§ **Instruction**
Begin with the line that contains "Enumerate this screenshot's", end with the line that contains "What's the underlying", and extract exactly that stretch of lines.

--- START Input data ---

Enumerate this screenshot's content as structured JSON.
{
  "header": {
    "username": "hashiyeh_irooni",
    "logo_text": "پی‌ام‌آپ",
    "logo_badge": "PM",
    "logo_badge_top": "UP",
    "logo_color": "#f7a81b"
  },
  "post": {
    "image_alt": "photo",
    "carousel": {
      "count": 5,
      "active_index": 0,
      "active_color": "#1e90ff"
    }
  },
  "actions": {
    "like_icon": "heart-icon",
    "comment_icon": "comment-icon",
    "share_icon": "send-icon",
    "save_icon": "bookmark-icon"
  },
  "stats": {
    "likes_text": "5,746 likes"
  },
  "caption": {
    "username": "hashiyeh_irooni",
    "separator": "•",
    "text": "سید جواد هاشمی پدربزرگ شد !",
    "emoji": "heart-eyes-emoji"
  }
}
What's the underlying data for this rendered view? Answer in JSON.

--- END Input data ---
--- START Input data ---

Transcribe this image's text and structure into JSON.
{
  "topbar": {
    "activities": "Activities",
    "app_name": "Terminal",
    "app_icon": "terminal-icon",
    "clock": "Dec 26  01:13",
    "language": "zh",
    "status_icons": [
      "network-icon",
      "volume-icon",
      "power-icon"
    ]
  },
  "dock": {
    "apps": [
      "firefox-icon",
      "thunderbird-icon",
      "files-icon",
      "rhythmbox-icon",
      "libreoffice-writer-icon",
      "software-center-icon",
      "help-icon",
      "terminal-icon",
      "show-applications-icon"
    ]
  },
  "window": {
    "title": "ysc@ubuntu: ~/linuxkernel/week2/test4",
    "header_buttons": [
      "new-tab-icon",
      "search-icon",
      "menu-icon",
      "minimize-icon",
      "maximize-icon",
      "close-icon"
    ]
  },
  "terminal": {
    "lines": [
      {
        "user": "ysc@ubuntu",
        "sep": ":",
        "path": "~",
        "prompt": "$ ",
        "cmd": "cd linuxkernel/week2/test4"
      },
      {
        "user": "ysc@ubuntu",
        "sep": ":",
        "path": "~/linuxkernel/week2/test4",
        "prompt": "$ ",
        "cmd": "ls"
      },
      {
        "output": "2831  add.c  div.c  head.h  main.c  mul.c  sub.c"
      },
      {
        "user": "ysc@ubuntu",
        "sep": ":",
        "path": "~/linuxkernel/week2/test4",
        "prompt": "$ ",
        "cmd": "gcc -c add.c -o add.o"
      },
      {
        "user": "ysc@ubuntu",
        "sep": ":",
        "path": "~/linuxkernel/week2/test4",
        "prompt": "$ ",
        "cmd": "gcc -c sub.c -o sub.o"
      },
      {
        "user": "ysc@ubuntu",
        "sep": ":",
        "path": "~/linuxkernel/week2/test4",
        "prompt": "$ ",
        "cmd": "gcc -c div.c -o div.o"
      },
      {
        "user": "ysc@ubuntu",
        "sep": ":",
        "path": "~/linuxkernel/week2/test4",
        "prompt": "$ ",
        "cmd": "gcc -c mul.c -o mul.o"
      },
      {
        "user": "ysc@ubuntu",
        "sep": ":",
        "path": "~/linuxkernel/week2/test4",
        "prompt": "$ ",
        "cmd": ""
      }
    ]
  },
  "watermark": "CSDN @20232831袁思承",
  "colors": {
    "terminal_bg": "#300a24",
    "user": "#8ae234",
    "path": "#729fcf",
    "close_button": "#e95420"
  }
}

--- END Input data ---
--- START Input data ---

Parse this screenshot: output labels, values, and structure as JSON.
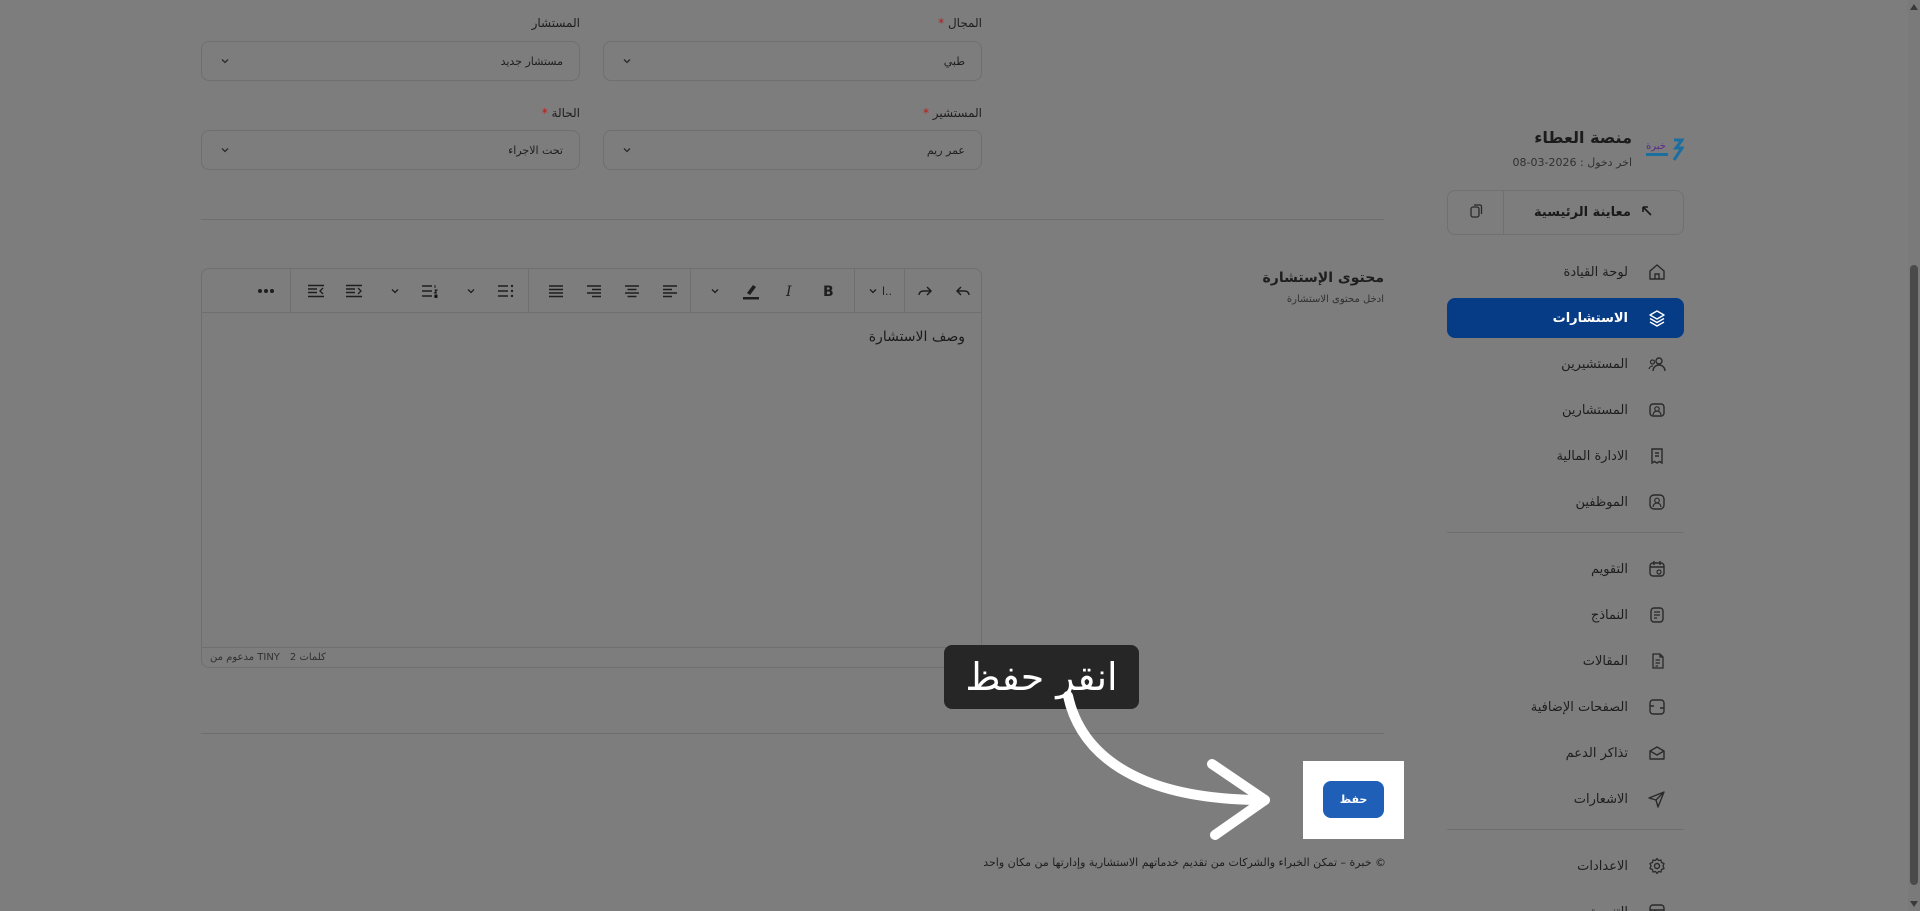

--- END Input data ---

§ **Written response**
Enumerate this screenshot's content as structured JSON.
{
  "header": {
    "username": "hashiyeh_irooni",
    "logo_text": "پی‌ام‌آپ",
    "logo_badge": "PM",
    "logo_badge_top": "UP",
    "logo_color": "#f7a81b"
  },
  "post": {
    "image_alt": "photo",
    "carousel": {
      "count": 5,
      "active_index": 0,
      "active_color": "#1e90ff"
    }
  },
  "actions": {
    "like_icon": "heart-icon",
    "comment_icon": "comment-icon",
    "share_icon": "send-icon",
    "save_icon": "bookmark-icon"
  },
  "stats": {
    "likes_text": "5,746 likes"
  },
  "caption": {
    "username": "hashiyeh_irooni",
    "separator": "•",
    "text": "سید جواد هاشمی پدربزرگ شد !",
    "emoji": "heart-eyes-emoji"
  }
}
What's the underlying data for this rendered view? Answer in JSON.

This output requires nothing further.